TASK TO CARRY OUT: Return each line containing the string "this".

SUPPLIED DATA:
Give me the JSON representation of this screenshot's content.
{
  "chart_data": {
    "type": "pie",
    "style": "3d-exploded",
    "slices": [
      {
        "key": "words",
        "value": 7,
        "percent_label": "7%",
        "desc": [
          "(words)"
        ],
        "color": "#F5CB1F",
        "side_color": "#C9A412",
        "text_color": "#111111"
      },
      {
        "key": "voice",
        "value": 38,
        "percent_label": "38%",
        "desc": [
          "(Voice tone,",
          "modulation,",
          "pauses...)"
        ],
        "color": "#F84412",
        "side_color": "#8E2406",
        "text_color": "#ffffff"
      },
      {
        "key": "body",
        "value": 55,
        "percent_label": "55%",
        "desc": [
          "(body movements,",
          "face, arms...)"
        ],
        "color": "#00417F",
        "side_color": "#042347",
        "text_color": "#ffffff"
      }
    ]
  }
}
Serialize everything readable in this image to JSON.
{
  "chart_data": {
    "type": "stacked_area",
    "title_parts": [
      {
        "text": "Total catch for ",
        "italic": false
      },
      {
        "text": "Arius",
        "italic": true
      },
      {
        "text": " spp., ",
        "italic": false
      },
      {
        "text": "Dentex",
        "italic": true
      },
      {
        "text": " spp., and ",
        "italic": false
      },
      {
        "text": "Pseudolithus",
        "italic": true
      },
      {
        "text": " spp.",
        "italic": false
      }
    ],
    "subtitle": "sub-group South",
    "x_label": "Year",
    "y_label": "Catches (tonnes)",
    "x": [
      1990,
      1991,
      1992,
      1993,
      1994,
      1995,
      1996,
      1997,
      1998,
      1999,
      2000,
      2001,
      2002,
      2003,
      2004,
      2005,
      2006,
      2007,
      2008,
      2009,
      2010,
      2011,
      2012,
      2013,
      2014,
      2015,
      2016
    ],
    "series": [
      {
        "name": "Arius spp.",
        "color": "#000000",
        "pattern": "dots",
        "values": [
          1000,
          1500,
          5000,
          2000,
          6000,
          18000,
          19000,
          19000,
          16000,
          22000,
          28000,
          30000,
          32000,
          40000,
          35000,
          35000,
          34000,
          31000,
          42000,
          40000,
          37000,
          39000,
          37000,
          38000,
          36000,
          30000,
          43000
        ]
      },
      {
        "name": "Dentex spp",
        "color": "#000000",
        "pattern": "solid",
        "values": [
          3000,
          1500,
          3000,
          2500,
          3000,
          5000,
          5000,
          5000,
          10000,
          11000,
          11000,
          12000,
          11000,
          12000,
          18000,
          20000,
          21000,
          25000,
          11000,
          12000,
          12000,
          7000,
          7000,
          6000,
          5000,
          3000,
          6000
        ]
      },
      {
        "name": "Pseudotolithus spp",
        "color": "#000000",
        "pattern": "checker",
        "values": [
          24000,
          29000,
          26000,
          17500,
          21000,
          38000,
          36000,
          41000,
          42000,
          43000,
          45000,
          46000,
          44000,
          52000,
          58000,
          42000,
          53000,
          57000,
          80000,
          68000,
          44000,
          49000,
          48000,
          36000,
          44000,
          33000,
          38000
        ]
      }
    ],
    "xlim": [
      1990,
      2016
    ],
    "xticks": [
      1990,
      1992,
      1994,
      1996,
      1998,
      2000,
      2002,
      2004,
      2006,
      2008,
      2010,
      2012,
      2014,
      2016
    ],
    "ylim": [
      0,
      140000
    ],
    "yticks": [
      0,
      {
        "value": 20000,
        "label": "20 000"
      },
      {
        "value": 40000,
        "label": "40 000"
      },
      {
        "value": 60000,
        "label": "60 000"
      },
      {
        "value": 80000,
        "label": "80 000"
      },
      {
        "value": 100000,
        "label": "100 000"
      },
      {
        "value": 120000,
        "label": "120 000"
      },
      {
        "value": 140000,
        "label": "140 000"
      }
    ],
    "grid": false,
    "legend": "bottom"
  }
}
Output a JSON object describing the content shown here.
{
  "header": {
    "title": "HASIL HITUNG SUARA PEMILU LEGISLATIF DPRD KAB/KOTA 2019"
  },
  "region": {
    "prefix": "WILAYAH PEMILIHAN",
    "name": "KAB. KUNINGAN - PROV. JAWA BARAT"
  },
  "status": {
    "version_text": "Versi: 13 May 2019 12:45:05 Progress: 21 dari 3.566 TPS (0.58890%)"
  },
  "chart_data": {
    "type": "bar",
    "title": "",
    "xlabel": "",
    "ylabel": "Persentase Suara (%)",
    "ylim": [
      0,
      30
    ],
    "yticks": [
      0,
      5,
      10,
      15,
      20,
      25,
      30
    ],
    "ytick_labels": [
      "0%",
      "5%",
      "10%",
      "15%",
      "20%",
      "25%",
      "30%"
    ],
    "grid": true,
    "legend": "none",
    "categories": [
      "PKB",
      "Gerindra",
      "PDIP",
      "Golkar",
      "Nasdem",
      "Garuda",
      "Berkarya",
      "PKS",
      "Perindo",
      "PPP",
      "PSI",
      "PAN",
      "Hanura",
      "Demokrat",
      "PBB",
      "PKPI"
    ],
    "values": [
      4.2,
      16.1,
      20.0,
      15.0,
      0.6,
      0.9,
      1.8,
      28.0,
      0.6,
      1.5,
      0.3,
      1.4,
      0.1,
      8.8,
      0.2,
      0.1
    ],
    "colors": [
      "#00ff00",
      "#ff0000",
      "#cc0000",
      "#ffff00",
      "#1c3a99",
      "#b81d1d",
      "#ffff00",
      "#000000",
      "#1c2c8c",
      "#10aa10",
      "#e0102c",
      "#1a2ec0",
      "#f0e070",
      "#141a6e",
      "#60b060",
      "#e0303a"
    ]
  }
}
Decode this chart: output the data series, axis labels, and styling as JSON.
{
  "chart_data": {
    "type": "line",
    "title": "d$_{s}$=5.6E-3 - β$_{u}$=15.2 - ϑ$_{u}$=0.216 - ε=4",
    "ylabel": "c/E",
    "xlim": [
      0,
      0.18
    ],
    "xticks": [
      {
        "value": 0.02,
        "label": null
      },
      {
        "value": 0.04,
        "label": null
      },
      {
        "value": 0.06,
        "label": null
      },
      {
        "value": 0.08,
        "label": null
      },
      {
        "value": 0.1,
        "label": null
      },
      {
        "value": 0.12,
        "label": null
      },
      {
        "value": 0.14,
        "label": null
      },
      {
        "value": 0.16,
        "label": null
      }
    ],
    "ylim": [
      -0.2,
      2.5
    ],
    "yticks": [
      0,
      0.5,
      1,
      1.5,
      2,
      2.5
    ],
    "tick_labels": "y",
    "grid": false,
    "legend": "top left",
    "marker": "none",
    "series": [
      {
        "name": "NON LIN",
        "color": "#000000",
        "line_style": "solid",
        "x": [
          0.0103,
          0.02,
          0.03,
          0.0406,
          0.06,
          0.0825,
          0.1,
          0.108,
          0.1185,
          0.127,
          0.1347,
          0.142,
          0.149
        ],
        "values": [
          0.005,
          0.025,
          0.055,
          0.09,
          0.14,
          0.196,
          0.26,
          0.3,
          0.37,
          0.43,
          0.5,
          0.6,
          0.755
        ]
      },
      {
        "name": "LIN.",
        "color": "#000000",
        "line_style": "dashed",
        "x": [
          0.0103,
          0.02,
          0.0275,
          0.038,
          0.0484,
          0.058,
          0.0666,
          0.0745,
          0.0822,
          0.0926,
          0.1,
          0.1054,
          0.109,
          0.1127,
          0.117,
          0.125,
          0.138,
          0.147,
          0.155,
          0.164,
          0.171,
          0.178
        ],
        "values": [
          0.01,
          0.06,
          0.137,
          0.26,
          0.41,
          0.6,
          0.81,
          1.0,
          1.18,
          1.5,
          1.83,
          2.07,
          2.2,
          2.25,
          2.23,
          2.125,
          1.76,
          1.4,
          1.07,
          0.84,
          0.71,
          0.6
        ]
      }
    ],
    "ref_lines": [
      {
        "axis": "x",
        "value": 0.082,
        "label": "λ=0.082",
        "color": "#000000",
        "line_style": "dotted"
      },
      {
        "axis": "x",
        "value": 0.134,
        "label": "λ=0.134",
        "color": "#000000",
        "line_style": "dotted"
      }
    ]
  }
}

OUTPUT OF THE TASK:
Give me the JSON representation of this screenshot's content.
Serialize everything readable in this image to JSON.
Decode this chart: output the data series, axis labels, and styling as JSON.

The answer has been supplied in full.